*Problem description*:
Wherever the string "Kumawat" appears in a line, extract that line.

*Given records*:
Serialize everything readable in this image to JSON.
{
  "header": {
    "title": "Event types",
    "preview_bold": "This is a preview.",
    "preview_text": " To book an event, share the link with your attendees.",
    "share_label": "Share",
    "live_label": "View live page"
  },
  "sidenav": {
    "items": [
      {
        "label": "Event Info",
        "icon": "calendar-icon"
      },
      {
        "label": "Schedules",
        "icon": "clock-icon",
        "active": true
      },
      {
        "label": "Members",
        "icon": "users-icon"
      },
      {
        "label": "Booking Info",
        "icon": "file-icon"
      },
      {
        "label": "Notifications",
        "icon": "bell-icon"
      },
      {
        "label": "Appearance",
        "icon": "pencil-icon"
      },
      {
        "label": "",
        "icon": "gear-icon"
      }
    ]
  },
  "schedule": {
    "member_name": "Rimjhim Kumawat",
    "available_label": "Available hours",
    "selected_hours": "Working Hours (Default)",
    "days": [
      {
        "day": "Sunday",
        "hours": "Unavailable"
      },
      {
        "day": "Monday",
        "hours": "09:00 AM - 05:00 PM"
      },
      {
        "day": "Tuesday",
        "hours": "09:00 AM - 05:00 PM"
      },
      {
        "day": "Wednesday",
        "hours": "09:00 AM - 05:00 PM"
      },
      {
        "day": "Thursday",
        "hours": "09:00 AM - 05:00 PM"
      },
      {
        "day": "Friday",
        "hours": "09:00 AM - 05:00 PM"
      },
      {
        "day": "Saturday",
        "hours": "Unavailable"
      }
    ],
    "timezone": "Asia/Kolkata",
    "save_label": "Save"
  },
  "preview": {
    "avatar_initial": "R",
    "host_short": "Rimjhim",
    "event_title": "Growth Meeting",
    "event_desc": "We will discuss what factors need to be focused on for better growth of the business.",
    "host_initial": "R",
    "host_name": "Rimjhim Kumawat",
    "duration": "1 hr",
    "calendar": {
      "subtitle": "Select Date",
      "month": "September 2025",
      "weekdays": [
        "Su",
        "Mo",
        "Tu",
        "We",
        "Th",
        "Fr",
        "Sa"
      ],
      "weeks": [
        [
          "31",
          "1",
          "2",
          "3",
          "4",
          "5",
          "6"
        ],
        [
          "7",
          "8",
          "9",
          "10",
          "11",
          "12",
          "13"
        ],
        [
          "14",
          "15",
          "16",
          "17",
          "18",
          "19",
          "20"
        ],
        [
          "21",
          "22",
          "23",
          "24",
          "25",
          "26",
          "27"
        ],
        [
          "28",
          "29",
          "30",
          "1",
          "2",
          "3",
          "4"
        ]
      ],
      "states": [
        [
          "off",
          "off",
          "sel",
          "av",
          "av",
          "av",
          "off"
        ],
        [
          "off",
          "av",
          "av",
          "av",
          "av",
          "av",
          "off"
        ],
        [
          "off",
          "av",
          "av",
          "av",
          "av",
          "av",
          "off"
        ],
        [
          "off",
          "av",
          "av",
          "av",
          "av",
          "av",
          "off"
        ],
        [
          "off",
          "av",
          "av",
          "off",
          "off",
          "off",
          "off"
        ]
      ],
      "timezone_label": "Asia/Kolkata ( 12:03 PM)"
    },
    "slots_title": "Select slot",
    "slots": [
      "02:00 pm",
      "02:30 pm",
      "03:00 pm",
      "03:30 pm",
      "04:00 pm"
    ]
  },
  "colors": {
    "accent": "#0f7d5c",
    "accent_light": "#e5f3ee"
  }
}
--
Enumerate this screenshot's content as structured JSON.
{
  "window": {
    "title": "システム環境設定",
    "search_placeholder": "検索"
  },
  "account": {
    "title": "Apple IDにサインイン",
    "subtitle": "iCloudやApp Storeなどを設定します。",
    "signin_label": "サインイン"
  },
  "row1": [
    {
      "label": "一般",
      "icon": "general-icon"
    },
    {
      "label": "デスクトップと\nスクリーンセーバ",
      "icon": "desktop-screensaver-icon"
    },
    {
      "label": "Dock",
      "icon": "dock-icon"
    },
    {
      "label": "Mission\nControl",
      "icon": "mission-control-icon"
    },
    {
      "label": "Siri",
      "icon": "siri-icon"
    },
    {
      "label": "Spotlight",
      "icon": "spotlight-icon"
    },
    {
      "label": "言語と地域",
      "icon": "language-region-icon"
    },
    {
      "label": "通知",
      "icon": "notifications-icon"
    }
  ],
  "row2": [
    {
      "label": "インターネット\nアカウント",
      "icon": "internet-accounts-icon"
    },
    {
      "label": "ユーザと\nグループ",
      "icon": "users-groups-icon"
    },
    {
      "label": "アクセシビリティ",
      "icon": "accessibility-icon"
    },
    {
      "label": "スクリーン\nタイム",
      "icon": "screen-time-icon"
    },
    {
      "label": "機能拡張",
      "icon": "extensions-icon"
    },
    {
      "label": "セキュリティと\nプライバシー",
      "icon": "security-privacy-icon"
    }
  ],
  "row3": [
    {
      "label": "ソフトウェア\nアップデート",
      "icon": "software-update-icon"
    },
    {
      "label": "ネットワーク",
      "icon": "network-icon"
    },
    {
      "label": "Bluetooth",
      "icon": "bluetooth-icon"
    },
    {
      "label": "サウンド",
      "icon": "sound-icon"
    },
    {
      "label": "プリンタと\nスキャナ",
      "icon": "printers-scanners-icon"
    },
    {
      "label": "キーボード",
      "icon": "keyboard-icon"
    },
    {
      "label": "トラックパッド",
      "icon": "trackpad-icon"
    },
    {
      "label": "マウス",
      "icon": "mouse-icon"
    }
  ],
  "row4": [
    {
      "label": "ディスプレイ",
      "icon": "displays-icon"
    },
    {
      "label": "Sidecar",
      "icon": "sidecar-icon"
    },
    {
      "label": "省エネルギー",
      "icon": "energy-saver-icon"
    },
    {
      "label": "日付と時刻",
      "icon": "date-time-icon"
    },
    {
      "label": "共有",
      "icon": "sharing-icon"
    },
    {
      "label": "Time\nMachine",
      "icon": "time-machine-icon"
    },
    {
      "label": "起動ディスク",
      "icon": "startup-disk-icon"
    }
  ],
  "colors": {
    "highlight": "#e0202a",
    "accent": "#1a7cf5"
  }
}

*Result*:
    "member_name": "Rimjhim Kumawat",
    "host_name": "Rimjhim Kumawat",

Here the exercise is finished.